Select, from the data, each line where "terão" occurs.
[begin MATERIAL SUPPLIED]
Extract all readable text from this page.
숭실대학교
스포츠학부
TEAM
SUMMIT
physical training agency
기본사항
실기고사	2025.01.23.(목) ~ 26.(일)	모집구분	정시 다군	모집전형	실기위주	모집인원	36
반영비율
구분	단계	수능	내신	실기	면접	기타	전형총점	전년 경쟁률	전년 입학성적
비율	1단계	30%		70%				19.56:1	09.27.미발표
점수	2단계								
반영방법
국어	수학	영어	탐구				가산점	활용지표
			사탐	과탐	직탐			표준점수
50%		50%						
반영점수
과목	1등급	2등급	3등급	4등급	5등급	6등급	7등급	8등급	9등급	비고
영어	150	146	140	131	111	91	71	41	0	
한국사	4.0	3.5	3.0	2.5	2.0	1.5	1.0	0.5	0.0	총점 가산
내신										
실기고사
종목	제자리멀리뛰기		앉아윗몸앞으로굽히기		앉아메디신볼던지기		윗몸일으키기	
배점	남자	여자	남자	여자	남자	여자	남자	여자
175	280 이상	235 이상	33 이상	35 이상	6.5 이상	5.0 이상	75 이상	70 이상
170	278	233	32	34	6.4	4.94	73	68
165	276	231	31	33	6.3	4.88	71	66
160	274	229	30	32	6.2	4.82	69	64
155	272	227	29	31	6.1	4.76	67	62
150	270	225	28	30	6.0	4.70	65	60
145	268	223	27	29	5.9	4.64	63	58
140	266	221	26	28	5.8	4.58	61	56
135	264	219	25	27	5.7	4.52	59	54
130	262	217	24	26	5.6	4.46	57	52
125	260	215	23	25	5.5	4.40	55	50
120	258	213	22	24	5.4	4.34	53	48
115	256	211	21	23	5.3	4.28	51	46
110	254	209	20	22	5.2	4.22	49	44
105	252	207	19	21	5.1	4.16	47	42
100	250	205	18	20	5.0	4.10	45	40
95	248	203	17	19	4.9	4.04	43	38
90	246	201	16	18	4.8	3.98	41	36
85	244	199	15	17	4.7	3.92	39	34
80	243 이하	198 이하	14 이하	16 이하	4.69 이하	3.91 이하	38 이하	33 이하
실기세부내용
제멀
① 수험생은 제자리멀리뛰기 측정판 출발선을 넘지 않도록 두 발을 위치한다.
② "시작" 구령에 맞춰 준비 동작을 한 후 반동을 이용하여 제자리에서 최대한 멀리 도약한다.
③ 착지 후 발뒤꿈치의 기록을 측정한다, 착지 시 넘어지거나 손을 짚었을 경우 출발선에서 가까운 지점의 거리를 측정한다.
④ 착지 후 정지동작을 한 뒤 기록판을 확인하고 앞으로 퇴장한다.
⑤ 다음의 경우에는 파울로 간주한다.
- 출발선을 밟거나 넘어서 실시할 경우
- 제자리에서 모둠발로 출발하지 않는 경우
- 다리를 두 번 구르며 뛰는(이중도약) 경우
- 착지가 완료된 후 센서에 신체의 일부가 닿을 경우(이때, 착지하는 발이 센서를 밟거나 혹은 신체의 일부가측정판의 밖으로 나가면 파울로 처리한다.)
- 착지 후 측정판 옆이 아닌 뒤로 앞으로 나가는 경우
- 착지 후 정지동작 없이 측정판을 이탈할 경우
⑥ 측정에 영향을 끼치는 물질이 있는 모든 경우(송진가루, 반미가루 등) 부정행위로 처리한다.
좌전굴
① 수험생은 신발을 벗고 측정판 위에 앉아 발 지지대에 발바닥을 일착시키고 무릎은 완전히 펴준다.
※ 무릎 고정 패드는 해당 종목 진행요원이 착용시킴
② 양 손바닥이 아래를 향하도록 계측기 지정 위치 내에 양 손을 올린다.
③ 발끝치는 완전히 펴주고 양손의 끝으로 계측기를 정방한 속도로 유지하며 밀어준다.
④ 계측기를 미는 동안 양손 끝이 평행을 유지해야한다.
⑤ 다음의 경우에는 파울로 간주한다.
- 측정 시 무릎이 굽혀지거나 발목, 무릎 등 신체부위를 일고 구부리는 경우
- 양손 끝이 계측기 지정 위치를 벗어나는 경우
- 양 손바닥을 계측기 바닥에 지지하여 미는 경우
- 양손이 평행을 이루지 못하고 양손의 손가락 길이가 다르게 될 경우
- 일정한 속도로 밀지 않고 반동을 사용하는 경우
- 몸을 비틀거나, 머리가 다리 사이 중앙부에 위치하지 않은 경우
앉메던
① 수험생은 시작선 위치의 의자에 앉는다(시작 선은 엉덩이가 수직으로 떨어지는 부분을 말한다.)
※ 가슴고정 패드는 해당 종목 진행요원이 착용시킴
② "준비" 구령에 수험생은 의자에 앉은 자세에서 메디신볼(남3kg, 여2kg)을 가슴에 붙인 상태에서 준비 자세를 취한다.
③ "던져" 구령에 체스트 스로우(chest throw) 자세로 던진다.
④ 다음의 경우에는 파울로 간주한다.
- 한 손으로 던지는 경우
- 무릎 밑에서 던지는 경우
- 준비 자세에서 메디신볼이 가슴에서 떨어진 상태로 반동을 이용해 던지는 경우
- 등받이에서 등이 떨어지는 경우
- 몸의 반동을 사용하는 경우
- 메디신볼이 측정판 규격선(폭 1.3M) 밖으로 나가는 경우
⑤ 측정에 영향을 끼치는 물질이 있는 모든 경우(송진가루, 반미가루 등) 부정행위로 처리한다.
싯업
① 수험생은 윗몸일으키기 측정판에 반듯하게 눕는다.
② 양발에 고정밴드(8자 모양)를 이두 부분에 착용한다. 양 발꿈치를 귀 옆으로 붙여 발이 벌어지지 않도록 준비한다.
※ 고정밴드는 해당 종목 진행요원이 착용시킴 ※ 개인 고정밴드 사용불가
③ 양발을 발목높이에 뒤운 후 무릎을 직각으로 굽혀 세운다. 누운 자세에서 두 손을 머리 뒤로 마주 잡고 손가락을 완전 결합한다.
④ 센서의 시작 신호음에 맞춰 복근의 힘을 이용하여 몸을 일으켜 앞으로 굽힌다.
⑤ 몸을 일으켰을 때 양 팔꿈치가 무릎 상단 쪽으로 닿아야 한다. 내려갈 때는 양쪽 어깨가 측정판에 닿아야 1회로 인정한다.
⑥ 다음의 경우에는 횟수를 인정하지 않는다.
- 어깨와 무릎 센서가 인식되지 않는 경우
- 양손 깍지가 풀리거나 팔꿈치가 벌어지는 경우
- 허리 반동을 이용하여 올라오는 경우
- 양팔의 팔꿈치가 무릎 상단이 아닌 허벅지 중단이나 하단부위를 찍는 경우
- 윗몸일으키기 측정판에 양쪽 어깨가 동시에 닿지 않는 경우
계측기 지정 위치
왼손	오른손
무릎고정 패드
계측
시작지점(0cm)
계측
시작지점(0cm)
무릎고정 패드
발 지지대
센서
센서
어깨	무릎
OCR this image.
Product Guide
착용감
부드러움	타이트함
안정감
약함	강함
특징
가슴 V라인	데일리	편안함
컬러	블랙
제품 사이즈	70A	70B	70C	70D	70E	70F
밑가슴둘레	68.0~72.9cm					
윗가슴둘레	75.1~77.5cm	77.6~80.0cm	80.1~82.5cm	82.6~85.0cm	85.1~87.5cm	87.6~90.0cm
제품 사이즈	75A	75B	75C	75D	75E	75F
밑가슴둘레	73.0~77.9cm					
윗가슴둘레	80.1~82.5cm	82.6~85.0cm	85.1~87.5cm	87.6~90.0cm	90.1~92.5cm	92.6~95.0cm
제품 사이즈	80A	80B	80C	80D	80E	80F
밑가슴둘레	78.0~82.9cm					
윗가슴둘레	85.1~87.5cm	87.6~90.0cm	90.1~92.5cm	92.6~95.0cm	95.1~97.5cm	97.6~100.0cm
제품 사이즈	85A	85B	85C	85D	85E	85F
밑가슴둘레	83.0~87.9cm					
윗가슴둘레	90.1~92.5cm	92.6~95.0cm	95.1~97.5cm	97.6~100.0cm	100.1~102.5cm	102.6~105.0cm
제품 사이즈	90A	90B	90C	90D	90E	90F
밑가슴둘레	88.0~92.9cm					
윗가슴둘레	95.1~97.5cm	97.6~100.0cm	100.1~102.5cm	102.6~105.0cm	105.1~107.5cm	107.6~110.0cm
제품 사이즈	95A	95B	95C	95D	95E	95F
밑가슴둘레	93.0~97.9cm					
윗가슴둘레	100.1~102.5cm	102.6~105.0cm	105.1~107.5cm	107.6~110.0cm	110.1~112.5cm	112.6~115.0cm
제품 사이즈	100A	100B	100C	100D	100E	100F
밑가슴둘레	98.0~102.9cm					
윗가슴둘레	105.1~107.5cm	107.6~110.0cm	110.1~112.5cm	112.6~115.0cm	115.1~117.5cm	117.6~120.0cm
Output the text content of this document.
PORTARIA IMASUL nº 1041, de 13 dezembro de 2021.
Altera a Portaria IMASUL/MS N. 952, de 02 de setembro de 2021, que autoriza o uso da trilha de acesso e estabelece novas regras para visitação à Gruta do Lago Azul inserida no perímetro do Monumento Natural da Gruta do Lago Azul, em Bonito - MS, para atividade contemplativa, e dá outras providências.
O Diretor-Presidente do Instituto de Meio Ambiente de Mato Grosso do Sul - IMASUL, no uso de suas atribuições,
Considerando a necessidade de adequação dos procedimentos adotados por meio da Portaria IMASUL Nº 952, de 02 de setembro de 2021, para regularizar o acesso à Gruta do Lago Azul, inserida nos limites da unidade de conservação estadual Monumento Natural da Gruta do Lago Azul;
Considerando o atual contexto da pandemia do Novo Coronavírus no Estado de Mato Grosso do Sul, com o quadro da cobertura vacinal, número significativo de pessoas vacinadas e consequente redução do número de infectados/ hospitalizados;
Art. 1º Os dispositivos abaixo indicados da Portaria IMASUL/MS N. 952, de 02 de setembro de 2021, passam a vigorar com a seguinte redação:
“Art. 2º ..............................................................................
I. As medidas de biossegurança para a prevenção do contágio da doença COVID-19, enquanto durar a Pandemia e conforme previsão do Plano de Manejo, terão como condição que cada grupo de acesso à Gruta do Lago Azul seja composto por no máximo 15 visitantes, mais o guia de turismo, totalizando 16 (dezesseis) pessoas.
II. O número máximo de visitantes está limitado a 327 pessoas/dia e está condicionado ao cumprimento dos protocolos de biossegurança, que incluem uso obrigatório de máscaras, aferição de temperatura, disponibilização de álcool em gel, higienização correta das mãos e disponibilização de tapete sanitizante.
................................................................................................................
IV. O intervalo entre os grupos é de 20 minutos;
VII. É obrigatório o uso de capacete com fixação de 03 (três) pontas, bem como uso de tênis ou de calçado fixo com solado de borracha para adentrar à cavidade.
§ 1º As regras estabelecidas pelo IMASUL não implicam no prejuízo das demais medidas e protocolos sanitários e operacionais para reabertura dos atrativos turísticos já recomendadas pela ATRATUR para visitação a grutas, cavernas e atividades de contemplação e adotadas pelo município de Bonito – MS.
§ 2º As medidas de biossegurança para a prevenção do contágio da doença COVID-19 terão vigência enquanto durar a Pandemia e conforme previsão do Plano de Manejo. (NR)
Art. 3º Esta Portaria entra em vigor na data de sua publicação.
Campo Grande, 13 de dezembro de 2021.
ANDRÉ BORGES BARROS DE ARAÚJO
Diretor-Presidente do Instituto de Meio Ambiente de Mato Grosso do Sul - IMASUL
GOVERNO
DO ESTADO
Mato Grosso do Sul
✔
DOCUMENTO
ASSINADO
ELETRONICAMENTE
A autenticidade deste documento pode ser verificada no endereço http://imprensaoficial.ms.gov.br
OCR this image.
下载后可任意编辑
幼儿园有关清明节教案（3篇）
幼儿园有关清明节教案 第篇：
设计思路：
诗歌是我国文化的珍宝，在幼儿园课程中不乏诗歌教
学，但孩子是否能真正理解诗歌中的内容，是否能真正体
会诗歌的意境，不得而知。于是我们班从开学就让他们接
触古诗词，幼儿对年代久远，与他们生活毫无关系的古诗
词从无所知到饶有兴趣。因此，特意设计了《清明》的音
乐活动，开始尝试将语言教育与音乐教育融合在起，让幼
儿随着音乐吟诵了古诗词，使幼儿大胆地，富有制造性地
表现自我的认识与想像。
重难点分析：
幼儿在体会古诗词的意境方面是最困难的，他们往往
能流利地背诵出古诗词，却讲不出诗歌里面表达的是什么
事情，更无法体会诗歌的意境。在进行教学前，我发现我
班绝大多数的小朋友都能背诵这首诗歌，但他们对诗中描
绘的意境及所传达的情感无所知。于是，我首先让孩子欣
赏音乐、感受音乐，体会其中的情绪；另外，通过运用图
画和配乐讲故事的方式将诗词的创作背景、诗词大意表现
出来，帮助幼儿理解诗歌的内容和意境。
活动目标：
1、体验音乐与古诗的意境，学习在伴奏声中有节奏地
[end MATERIAL SUPPLIED]
__ANSWER BELOW__
I. As medidas de biossegurança para a prevenção do contágio da doença COVID-19, enquanto durar a Pandemia e conforme previsão do Plano de Manejo, terão como condição que cada grupo de acesso à Gruta do Lago Azul seja composto por no máximo 15 visitantes, mais o guia de turismo, totalizando 16 (dezesseis) pessoas.
§ 2º As medidas de biossegurança para a prevenção do contágio da doença COVID-19 terão vigência enquanto durar a Pandemia e conforme previsão do Plano de Manejo. (NR)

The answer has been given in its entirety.